Texte présenté:

::::::

Les mangas manquent de personnages qui meurent et qui ne reviennent pas. Rien de tel qu’une sentence irrémédiable pour apporter tout son sel à la dramaturgie, à une vengeance, à la victoire d’un héros… Bref, les séries manquent de morts définitivement enterrés, de RIP, de clap de fin.
NÉANMOINS, certains titres choisissent d’aller jusqu’au bout de leur idée quitte à en choquer quelques uns au passage, en tuant à tour de bras. C’est le cas d’Akumetsu, que Taïfu remet en lumière ces dernières semaines, pour lui donner une seconde vie, et dont je viens de lire les trois premiers volumes.
Cette série est signée par un duo : Yoshiaki Tabata au scénario et Yugo Yûki au dessin. Ces deux hommes travaillent ensemble depuis longtemps, du remake de Go Nagai, Shin Mazinger 0, au plus récent Wolf Guy chez Tonkam. Akumetsu est constitué de 18 volumes qui sont parus au Japon de 2002 à 2006 dans le Weekly Shonen Champion d’Akita Shoten puis de 2006 à 2009 chez Taïfu Comics en France.

::::::

Consignes:
1. Comment traduire en anglais cette phrase de l'article sur Akumetsu : « Cette série est signée par un duo : Yoshiaki Tabata au scénario et Yugo Yûki au dessin. » ?
2. Quelles sont toutes les personnes nommées dans l'article sur Akumetsu ?
3. Rédigez la suite de l'article sur Akumetsu à partir de sa dernière phrase.
La liste constitue un matériau indépendant de l'article sur Akumetsu.

Documents fournis:
::::::

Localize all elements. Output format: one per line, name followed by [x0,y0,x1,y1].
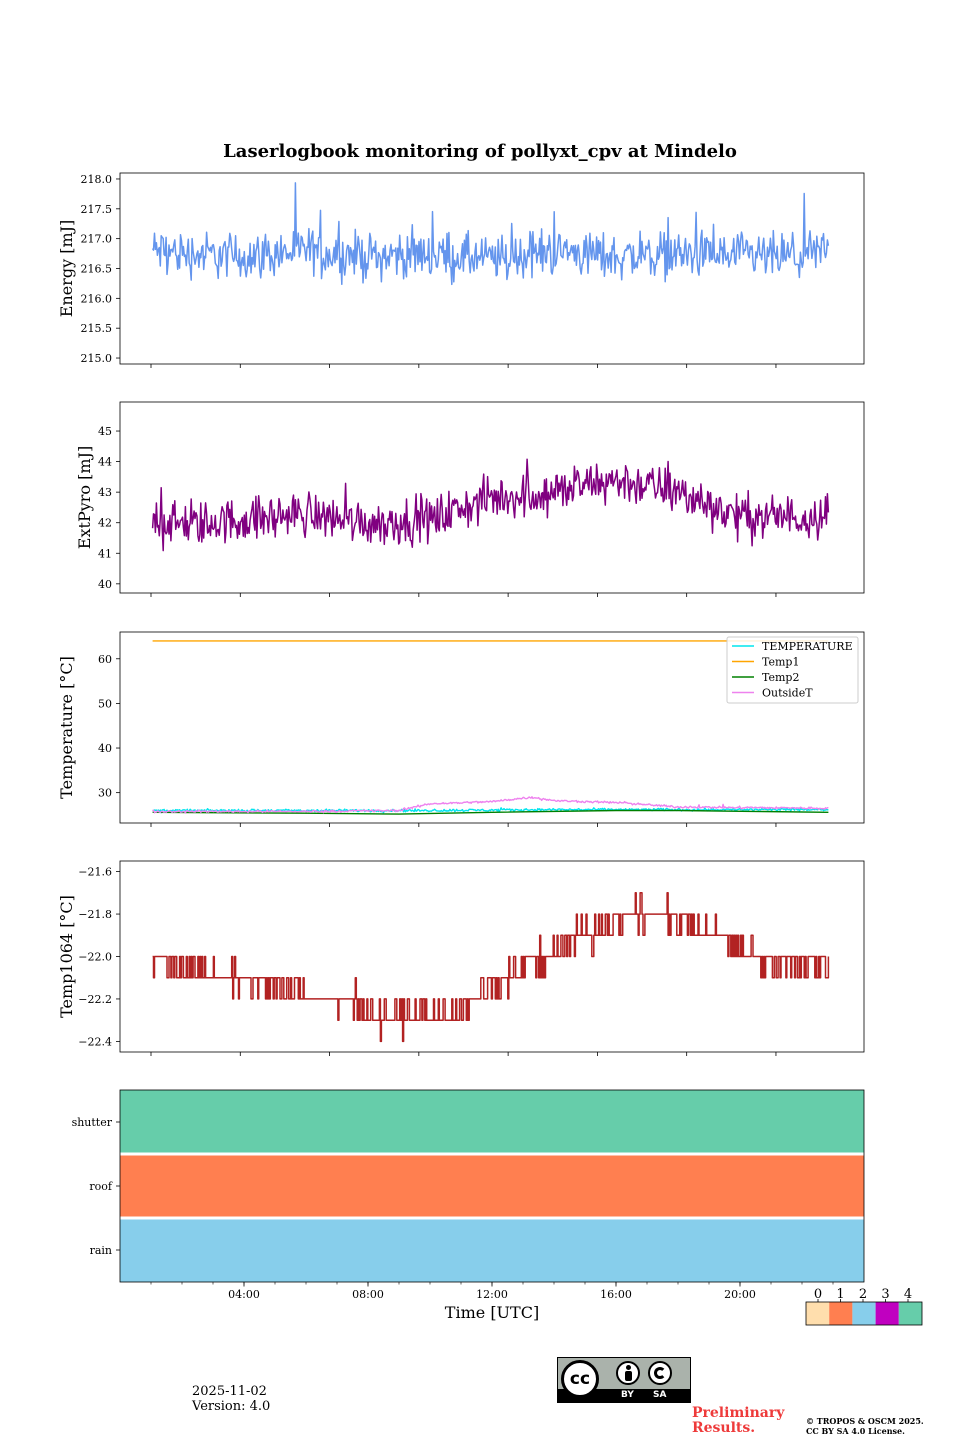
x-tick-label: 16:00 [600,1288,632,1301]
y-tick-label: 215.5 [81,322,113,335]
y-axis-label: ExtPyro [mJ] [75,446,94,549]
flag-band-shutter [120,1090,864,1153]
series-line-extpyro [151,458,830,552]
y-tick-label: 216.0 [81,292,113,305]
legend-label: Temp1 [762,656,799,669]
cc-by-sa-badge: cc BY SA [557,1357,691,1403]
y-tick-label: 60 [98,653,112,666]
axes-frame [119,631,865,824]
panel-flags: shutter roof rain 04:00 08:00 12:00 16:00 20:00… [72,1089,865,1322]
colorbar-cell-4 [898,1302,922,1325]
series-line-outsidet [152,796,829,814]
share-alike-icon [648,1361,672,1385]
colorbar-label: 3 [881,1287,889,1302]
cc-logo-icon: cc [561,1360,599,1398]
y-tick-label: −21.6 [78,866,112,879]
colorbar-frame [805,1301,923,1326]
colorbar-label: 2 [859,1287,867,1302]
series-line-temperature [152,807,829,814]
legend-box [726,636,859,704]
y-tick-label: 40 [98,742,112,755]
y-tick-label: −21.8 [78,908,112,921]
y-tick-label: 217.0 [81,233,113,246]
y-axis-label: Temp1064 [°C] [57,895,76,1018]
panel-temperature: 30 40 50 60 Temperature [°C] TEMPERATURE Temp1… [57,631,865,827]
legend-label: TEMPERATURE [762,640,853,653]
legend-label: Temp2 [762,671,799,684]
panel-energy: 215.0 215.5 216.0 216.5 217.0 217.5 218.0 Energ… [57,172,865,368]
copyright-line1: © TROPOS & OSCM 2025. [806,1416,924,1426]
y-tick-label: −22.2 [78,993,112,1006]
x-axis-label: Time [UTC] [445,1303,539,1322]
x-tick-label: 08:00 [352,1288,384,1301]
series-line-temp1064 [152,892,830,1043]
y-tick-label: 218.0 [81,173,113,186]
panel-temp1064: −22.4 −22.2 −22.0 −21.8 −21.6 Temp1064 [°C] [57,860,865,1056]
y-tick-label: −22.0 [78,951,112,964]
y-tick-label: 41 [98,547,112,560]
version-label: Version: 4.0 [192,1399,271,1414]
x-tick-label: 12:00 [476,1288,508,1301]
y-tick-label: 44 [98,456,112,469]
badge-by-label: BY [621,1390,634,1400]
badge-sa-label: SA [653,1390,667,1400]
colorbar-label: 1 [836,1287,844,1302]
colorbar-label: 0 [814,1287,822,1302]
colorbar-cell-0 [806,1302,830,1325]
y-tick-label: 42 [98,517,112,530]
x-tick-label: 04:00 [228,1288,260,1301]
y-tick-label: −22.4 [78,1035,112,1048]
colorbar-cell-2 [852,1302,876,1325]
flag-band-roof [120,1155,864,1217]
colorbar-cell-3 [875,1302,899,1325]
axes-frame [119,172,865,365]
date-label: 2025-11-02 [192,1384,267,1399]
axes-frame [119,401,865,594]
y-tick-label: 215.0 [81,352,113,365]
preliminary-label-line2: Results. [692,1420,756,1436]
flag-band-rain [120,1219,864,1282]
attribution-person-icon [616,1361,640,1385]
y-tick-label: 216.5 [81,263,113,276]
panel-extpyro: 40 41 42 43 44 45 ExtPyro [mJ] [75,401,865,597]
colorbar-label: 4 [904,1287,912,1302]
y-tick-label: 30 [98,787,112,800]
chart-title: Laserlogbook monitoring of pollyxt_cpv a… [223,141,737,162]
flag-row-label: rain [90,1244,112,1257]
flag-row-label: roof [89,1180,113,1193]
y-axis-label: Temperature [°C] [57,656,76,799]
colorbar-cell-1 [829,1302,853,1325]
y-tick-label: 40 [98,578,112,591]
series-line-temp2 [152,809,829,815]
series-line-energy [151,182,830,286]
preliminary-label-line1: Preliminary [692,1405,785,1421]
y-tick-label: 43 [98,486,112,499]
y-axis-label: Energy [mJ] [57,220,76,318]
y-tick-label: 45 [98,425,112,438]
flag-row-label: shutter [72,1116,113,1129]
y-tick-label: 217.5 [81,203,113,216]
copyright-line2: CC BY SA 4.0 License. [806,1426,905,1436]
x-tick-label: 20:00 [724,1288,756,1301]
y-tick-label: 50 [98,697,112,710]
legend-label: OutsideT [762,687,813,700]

::::::

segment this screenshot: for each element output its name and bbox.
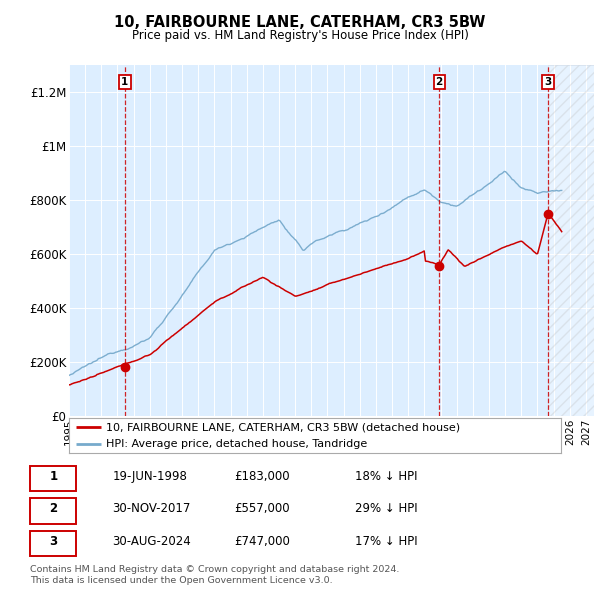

::::::

Réponses:
1. This series is the work of a duo: Yoshiaki Tabata on the story and Yugo Yûki on the art.

2. Yoshiaki Tabata, Yugo Yûki, Go Nagai

3.
Voici un titre plutôt violent à ne pas mettre en toutes les mains, entre critique sociale et règlement de compte musclé. Le héros s’y lance dans une chasse à l’homme, pour traquer le mal sous toutes ses formes et faire expier leurs fautes à des criminels intouchables, par des sentences sans appel et sans pitié. Du brut de décoffrage et des litres de sang au programme !
A mort le mal !
Fin du 20e siècle. Le Japon, numéro 2 mondial, est en réalité une puissance économique déchue et sous perfusion, qui croule sous une dette de 700 billions de yen (ou 5 000 milliards d’euros à l’époque). Après l’éclatement de la bulle spéculative au début des années 90, les marchés japonais sont au plus bas et les biens immobiliers ont perdu jusqu’à 90% de leur valeur. Après une décennie perdue de récession, le chômage continue d’augmenter, les entreprises ont perdu leur compétitivité, les banques refusent les demandes de crédits des entreprises alors qu’elles comblent de l’autre coté leurs pertes avec de l’argent public. Alors que le pays et ses habitants subissent chaque jour cette crise, rien n’avance ni ne bouge dans ce pays de bureaucrate où règne la loi du silence et la corruption des élites.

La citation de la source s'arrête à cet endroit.